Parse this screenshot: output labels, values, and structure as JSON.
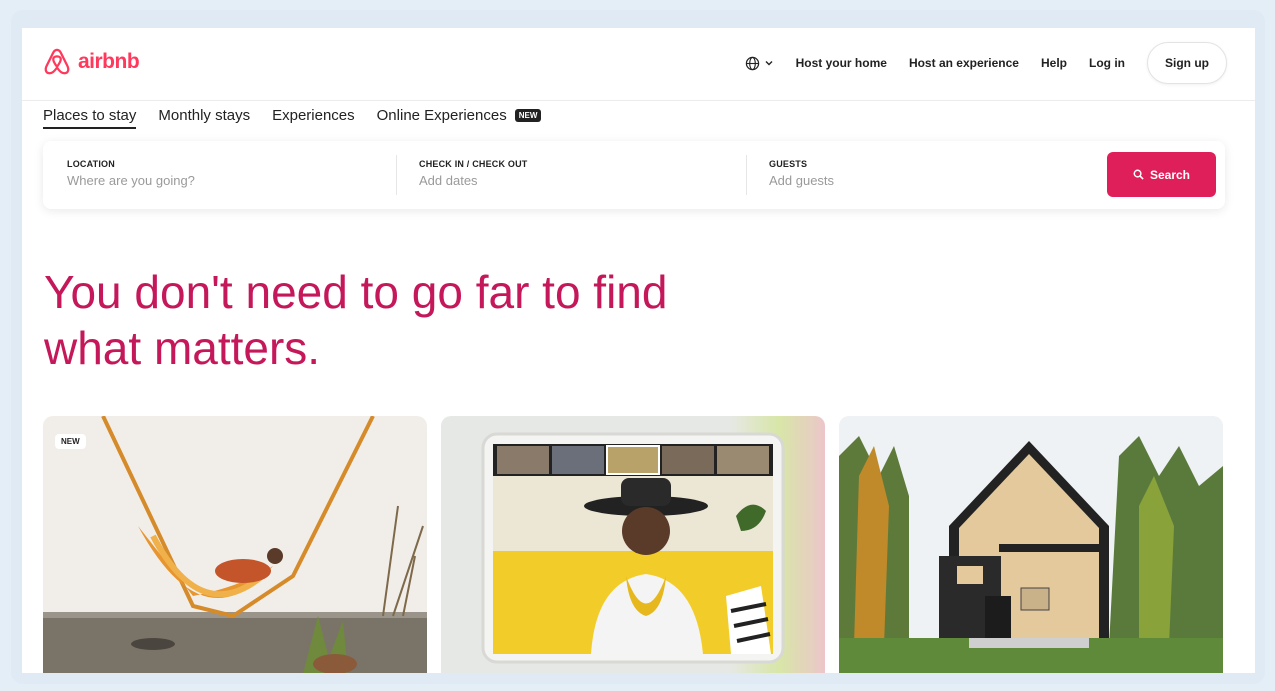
{
  "brand": {
    "name": "airbnb",
    "color": "#ff385c",
    "logo_icon": "airbnb-belo-icon"
  },
  "header": {
    "language_icon": "globe-icon",
    "nav": [
      "Host your home",
      "Host an experience",
      "Help",
      "Log in"
    ],
    "signup_label": "Sign up"
  },
  "tabs": [
    {
      "label": "Places to stay",
      "active": true
    },
    {
      "label": "Monthly stays",
      "active": false
    },
    {
      "label": "Experiences",
      "active": false
    },
    {
      "label": "Online Experiences",
      "active": false,
      "badge": "NEW"
    }
  ],
  "search": {
    "location": {
      "label": "LOCATION",
      "placeholder": "Where are you going?"
    },
    "dates": {
      "label": "CHECK IN / CHECK OUT",
      "placeholder": "Add dates"
    },
    "guests": {
      "label": "GUESTS",
      "placeholder": "Add guests"
    },
    "button_label": "Search",
    "button_color": "#df1f5a"
  },
  "hero": {
    "line1": "You don't need to go far to find",
    "line2": "what matters.",
    "color": "#c5185b"
  },
  "cards": [
    {
      "badge": "NEW",
      "image": "hammock-photo"
    },
    {
      "image": "online-experience-video-call-photo"
    },
    {
      "image": "cabin-in-forest-photo"
    }
  ]
}
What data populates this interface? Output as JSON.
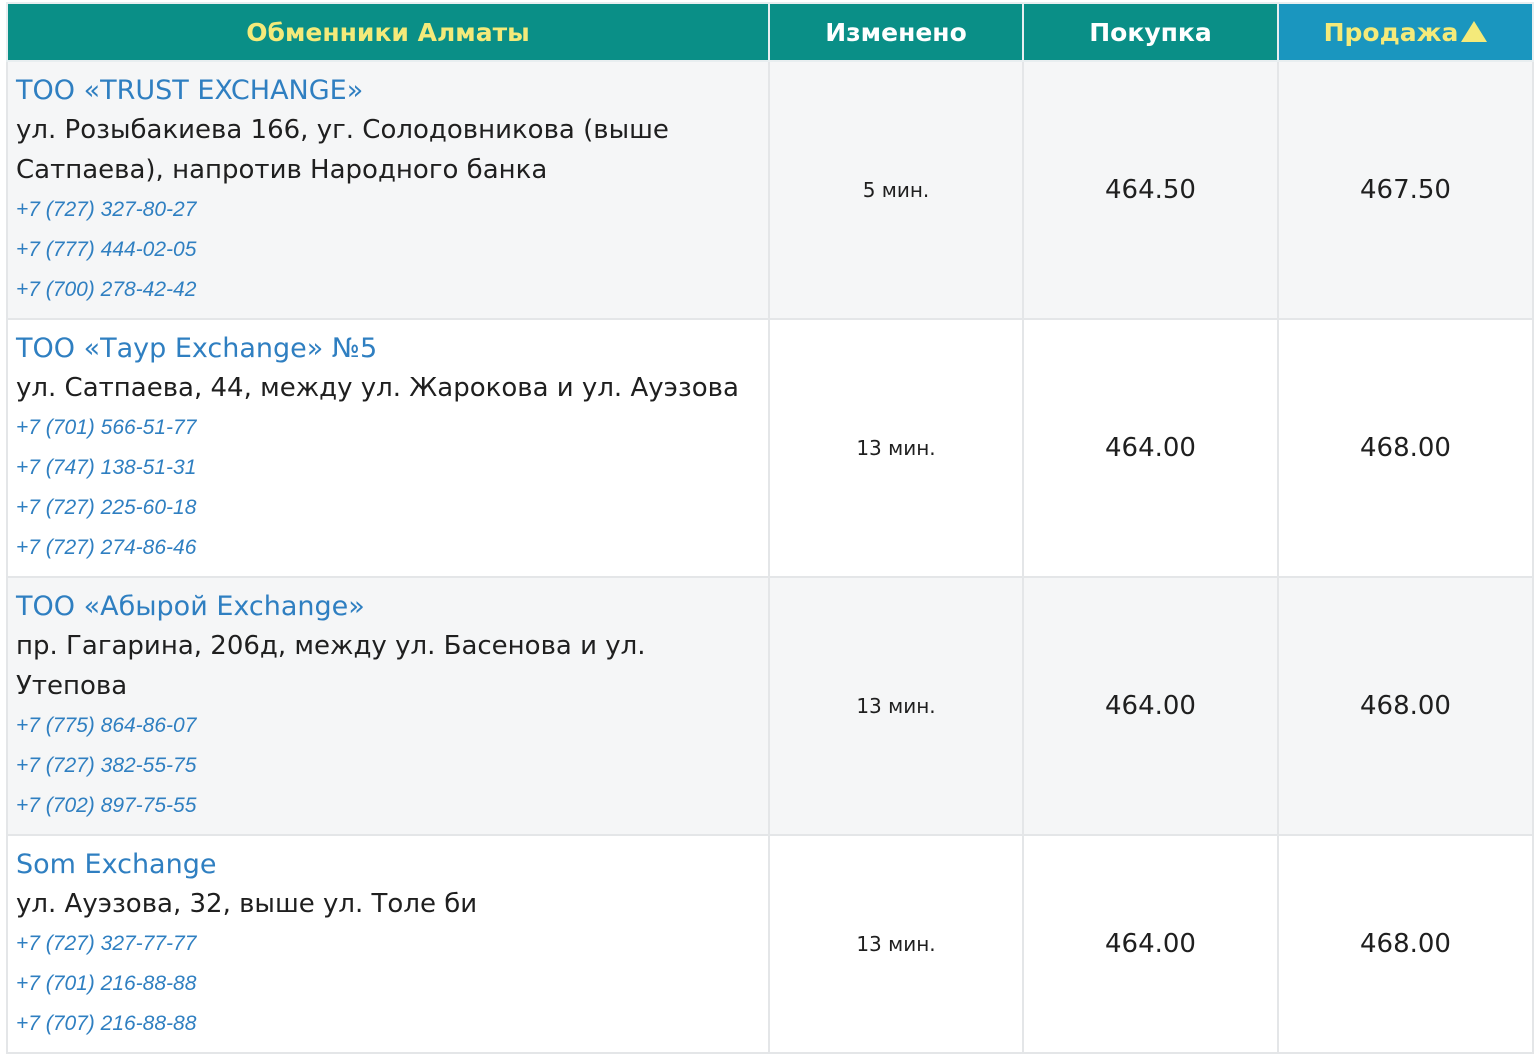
{
  "table": {
    "headers": {
      "name": "Обменники Алматы",
      "changed": "Изменено",
      "buy": "Покупка",
      "sell": "Продажа"
    },
    "sort": {
      "column": "sell",
      "direction": "ascending",
      "indicator": "triangle-up-icon"
    },
    "rows": [
      {
        "name": "ТОО «TRUST EXCHANGE»",
        "address": "ул. Розыбакиева 166, уг. Солодовникова (выше Сатпаева), напротив Народного банка",
        "phones": [
          "+7 (727) 327-80-27",
          "+7 (777) 444-02-05",
          "+7 (700) 278-42-42"
        ],
        "changed": "5 мин.",
        "buy": "464.50",
        "sell": "467.50"
      },
      {
        "name": "ТОО «Таур Exchange» №5",
        "address": "ул. Сатпаева, 44, между ул. Жарокова и ул. Ауэзова",
        "phones": [
          "+7 (701) 566-51-77",
          "+7 (747) 138-51-31",
          "+7 (727) 225-60-18",
          "+7 (727) 274-86-46"
        ],
        "changed": "13 мин.",
        "buy": "464.00",
        "sell": "468.00"
      },
      {
        "name": "ТОО «Абырой Exchange»",
        "address": "пр. Гагарина, 206д, между ул. Басенова и ул. Утепова",
        "phones": [
          "+7 (775) 864-86-07",
          "+7 (727) 382-55-75",
          "+7 (702) 897-75-55"
        ],
        "changed": "13 мин.",
        "buy": "464.00",
        "sell": "468.00"
      },
      {
        "name": "Som Exchange",
        "address": "ул. Ауэзова, 32, выше ул. Толе би",
        "phones": [
          "+7 (727) 327-77-77",
          "+7 (701) 216-88-88",
          "+7 (707) 216-88-88"
        ],
        "changed": "13 мин.",
        "buy": "464.00",
        "sell": "468.00"
      }
    ]
  },
  "colors": {
    "header_bg": "#0a8f87",
    "header_sorted_bg": "#1a96bf",
    "header_text_yellow": "#f4ea7a",
    "header_text_white": "#ffffff",
    "link_blue": "#2f7fc1",
    "row_stripe": "#f5f6f7"
  }
}
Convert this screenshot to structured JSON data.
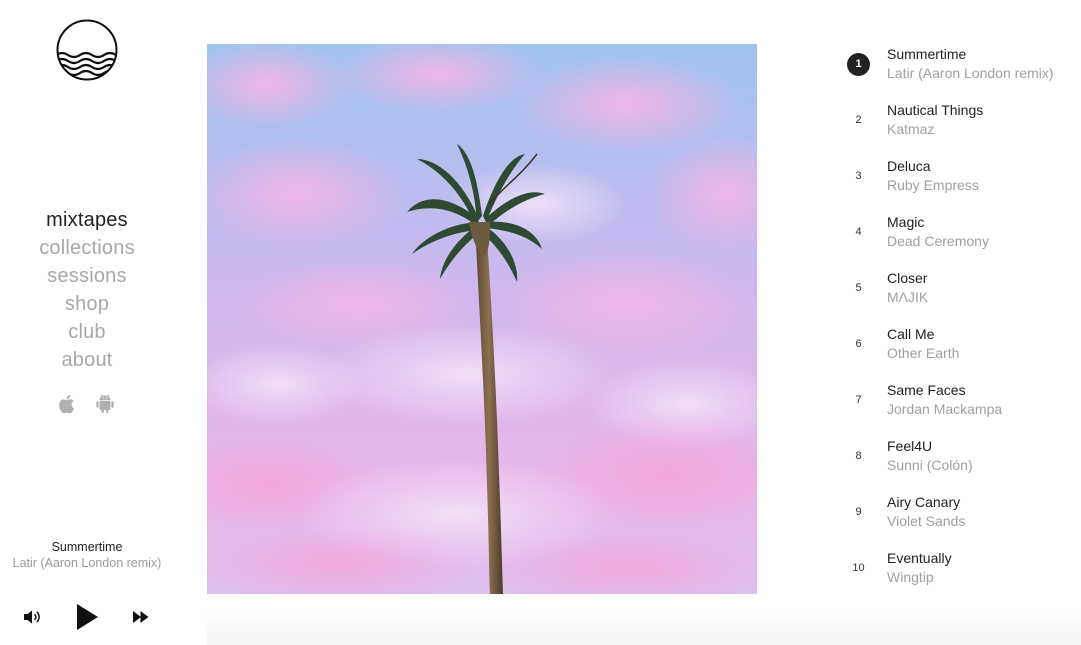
{
  "nav": {
    "items": [
      {
        "label": "mixtapes",
        "active": true
      },
      {
        "label": "collections",
        "active": false
      },
      {
        "label": "sessions",
        "active": false
      },
      {
        "label": "shop",
        "active": false
      },
      {
        "label": "club",
        "active": false
      },
      {
        "label": "about",
        "active": false
      }
    ]
  },
  "apps": {
    "icons": [
      "apple-icon",
      "android-icon"
    ]
  },
  "now_playing": {
    "title": "Summertime",
    "artist": "Latir (Aaron London remix)"
  },
  "player": {
    "icons": [
      "volume-icon",
      "play-icon",
      "next-icon"
    ]
  },
  "tracklist": {
    "tracks": [
      {
        "number": "1",
        "title": "Summertime",
        "artist": "Latir (Aaron London remix)",
        "active": true
      },
      {
        "number": "2",
        "title": "Nautical Things",
        "artist": "Katmaz",
        "active": false
      },
      {
        "number": "3",
        "title": "Deluca",
        "artist": "Ruby Empress",
        "active": false
      },
      {
        "number": "4",
        "title": "Magic",
        "artist": "Dead Ceremony",
        "active": false
      },
      {
        "number": "5",
        "title": "Closer",
        "artist": "MΛJIK",
        "active": false
      },
      {
        "number": "6",
        "title": "Call Me",
        "artist": "Other Earth",
        "active": false
      },
      {
        "number": "7",
        "title": "Same Faces",
        "artist": "Jordan Mackampa",
        "active": false
      },
      {
        "number": "8",
        "title": "Feel4U",
        "artist": "Sunni (Colón)",
        "active": false
      },
      {
        "number": "9",
        "title": "Airy Canary",
        "artist": "Violet Sands",
        "active": false
      },
      {
        "number": "10",
        "title": "Eventually",
        "artist": "Wingtip",
        "active": false
      }
    ]
  },
  "colors": {
    "text": "#222222",
    "muted": "#a8a8a8",
    "sky_pink": "#e8a9e6",
    "sky_blue": "#8ec6ea"
  }
}
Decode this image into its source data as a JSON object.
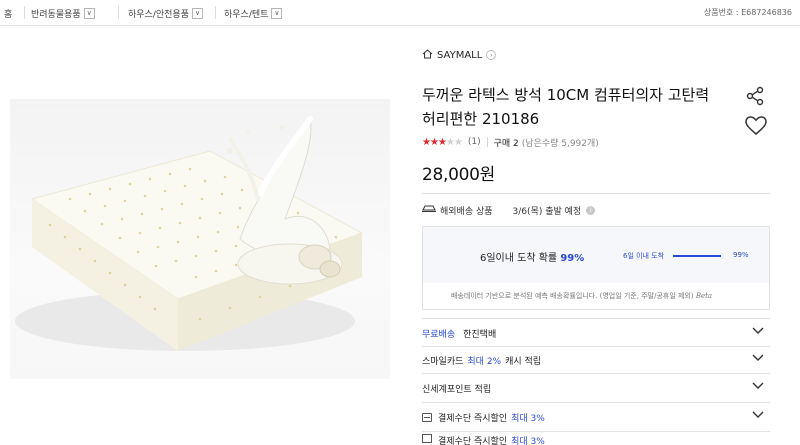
{
  "breadcrumb": [
    {
      "label": "홈"
    },
    {
      "label": "반려동물용품"
    },
    {
      "label": "하우스/안전용품"
    },
    {
      "label": "하우스/텐트"
    }
  ],
  "product_number": "상품번호 : E687246836",
  "brand": {
    "name": "SAYMALL"
  },
  "title": "두꺼운 라텍스 방석 10CM 컴퓨터의자 고탄력 허리편한 210186",
  "rating": {
    "stars": 3,
    "max": 5,
    "review_count": "(1)"
  },
  "purchase": {
    "label": "구매 2",
    "remaining": "(남은수량 5,992개)"
  },
  "price": "28,000원",
  "shipping": {
    "type": "해외배송 상품",
    "date": "3/6(목) 출발 예정"
  },
  "estimate": {
    "main_prefix": "6일이내 도착 확률",
    "main_percent": "99%",
    "bar_label": "6일 이내 도착",
    "bar_value": 0.99,
    "bar_percent": "99%",
    "note": "배송데이터 기반으로 분석된 예측 배송확률입니다. (영업일 기준, 주말/공휴일 제외)",
    "beta": "Beta"
  },
  "rows": [
    {
      "label": "무료배송",
      "extra": "한진택배"
    },
    {
      "label": "스마일카드",
      "highlight": "최대 2%",
      "suffix": "캐시 적립"
    },
    {
      "label": "신세계포인트 적립"
    },
    {
      "label": "결제수단 즉시할인",
      "highlight": "최대 3%"
    }
  ],
  "partial_row": {
    "label": "결제수단 즉시할인",
    "highlight": "최대 3%"
  },
  "colors": {
    "accent": "#2a49d6",
    "star": "#e0282f"
  }
}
# # # # # # #
» **Goal of the exercise**: Go through the lines above. Select every one that has the string "image".

» **Solution to the exercise**:
      "image": "hammock-photo"
      "image": "online-experience-video-call-photo"
      "image": "cabin-in-forest-photo"
Decode this image into its source data as a JSON object.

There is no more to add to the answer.